§ Stored data:
══════

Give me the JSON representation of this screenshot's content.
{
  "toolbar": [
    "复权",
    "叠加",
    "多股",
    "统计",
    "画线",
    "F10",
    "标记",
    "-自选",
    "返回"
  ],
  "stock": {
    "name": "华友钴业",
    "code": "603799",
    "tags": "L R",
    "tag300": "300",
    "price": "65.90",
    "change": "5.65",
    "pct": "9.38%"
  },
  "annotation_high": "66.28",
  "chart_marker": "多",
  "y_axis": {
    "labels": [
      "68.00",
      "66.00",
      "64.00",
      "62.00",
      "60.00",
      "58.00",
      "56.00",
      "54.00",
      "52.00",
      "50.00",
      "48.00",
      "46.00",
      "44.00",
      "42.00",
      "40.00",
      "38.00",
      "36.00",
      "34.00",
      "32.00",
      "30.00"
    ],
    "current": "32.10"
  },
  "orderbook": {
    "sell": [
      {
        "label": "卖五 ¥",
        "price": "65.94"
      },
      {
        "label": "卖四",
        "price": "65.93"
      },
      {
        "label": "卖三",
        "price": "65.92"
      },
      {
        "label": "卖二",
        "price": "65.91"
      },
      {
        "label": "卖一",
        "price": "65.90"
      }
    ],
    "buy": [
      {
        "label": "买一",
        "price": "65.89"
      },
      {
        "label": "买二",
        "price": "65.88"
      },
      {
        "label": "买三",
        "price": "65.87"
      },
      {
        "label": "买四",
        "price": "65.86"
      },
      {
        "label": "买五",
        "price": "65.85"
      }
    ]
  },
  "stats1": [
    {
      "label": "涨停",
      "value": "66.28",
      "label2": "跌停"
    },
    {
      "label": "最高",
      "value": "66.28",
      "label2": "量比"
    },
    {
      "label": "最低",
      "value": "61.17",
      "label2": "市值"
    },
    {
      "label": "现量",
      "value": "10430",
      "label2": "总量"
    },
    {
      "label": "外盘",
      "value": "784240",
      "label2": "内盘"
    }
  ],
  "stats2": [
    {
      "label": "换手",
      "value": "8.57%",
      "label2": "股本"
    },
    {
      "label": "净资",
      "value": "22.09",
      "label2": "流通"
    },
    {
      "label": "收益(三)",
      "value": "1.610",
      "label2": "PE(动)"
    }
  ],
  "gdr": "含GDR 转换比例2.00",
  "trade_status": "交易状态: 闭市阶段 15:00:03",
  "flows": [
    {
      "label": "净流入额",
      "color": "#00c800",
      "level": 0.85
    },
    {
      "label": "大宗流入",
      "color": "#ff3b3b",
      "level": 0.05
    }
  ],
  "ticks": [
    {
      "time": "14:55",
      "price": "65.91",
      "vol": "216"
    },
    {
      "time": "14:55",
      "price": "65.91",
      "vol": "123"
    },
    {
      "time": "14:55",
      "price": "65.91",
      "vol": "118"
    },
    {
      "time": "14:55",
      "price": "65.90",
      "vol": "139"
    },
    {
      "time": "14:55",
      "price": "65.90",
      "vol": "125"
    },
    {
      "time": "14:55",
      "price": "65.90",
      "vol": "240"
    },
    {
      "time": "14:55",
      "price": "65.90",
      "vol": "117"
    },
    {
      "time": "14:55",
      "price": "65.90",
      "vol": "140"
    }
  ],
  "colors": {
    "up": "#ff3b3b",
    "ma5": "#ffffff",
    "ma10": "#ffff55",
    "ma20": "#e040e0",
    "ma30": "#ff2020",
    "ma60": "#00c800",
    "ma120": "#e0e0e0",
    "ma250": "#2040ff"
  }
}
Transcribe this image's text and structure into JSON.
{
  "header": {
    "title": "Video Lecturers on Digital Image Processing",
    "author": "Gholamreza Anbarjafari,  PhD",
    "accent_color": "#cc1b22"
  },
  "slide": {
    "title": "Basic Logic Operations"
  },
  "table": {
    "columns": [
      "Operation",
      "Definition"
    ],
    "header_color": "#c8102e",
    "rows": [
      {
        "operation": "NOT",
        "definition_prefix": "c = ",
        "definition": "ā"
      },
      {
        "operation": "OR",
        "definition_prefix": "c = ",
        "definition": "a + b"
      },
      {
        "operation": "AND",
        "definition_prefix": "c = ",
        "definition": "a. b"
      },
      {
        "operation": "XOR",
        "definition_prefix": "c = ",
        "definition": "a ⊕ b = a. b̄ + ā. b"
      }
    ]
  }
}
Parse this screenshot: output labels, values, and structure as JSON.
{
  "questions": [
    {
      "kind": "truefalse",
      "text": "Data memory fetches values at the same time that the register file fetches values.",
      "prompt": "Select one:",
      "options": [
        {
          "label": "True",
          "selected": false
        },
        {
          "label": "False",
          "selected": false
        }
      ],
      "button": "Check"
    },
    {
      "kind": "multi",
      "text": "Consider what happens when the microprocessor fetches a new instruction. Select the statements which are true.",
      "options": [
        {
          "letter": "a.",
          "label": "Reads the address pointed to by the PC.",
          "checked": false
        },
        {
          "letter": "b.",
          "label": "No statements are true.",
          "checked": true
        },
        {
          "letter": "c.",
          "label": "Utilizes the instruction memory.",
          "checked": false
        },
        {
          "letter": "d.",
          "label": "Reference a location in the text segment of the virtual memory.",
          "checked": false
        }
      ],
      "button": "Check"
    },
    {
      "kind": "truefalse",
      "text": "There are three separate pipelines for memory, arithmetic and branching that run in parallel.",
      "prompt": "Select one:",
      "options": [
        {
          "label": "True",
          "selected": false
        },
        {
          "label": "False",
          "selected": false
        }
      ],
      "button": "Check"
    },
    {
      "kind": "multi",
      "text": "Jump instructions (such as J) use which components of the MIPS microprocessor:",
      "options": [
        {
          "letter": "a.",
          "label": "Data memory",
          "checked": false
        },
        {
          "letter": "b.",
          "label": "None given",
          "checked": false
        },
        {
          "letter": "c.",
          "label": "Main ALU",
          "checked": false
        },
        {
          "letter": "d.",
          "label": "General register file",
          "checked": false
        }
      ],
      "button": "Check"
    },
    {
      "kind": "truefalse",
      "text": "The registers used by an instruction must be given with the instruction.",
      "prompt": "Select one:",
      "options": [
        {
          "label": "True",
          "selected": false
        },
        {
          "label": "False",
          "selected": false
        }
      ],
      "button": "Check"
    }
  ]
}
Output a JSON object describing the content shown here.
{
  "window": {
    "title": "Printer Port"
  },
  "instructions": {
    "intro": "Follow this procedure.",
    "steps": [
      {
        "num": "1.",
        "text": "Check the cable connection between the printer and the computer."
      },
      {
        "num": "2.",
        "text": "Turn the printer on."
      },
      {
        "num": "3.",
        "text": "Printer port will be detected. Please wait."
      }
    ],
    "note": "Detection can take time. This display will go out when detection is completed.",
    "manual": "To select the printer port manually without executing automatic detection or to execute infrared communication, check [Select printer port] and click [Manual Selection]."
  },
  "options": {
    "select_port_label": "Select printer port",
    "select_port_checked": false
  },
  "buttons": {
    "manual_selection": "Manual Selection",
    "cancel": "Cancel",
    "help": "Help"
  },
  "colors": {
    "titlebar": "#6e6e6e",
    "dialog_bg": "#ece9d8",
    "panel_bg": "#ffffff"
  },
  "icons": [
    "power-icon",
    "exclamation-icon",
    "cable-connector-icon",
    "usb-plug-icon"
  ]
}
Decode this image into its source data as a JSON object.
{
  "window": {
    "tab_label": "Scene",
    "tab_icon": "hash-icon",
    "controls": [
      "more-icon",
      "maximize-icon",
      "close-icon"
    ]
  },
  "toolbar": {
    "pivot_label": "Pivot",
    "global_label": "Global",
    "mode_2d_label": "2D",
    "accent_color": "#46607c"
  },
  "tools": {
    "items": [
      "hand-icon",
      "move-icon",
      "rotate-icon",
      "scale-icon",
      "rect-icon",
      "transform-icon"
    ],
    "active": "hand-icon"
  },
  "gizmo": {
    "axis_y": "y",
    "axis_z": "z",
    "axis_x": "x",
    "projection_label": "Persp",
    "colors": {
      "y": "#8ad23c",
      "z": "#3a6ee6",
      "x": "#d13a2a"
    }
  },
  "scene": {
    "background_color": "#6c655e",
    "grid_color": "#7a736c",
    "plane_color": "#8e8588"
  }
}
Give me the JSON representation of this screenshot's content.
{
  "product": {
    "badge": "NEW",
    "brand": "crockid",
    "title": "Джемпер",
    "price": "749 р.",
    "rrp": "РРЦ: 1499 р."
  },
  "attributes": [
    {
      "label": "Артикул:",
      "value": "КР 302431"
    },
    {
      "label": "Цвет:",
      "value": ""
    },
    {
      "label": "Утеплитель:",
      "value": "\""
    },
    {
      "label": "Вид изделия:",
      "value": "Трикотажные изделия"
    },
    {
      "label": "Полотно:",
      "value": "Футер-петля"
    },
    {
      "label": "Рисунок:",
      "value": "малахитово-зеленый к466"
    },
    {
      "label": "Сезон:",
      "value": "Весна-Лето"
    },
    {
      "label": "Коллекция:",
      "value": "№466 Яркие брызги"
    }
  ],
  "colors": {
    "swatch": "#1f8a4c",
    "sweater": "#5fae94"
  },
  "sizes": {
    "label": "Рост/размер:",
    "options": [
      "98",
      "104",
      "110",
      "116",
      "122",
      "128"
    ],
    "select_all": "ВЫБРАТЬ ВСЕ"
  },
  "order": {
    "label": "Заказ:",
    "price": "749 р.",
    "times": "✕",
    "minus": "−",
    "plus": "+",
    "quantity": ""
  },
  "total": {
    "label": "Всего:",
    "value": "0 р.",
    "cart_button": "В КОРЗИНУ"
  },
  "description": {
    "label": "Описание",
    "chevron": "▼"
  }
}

══════

Identify lines with the string "object". Copy each one.

Output a JSON object describing the content shown here.
Decode this image into its source data as a JSON object.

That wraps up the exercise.